→ Stated problem
Scan each line of the records for the word "tubos" and extract the ones that have it.

→ Dataset entries
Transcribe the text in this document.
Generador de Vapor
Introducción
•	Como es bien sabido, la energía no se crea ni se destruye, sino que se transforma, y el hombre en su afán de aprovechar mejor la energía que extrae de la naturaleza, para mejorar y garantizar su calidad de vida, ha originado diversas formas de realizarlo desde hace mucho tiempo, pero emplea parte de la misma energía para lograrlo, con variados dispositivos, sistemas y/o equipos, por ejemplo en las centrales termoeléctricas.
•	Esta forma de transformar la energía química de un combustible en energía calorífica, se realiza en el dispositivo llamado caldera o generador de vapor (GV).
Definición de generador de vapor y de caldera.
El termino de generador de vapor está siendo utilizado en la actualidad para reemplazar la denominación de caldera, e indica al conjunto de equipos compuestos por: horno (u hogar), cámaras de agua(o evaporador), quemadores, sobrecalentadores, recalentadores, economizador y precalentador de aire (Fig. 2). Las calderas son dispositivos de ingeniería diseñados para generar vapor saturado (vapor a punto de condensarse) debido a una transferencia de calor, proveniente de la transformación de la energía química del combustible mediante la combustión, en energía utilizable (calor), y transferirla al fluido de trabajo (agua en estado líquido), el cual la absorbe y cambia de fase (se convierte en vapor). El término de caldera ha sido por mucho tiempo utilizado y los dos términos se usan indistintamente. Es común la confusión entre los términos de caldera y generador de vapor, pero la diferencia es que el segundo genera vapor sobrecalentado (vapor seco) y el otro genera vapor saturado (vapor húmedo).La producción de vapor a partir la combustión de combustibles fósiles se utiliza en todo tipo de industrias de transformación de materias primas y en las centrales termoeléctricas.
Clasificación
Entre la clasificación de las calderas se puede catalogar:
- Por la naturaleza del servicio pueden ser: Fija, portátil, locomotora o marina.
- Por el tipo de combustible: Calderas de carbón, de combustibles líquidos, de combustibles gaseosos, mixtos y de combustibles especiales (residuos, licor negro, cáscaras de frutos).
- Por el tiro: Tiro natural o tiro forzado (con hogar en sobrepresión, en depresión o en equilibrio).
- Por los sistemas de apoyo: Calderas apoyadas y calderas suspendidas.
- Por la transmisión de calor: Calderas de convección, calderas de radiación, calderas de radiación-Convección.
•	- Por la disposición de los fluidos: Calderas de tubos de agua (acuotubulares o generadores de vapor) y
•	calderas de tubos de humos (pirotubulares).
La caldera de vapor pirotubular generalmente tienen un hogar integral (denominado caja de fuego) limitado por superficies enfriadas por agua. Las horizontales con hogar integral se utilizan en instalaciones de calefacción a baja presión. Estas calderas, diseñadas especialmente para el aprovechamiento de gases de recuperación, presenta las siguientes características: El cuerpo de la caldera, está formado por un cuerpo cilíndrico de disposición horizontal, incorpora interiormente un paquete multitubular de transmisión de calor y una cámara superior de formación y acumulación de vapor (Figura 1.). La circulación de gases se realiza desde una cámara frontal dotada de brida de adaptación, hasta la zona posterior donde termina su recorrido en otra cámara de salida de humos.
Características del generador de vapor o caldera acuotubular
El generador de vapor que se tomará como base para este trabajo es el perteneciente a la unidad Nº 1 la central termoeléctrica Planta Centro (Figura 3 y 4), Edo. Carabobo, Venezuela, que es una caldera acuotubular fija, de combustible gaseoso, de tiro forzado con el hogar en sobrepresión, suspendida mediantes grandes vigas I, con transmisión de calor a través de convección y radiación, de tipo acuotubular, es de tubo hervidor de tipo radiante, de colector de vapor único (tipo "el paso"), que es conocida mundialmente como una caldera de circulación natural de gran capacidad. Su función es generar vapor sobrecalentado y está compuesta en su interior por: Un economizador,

→ Solved exercise
•	- Por la disposición de los fluidos: Calderas de tubos de agua (acuotubulares o generadores de vapor) y
•	calderas de tubos de humos (pirotubulares).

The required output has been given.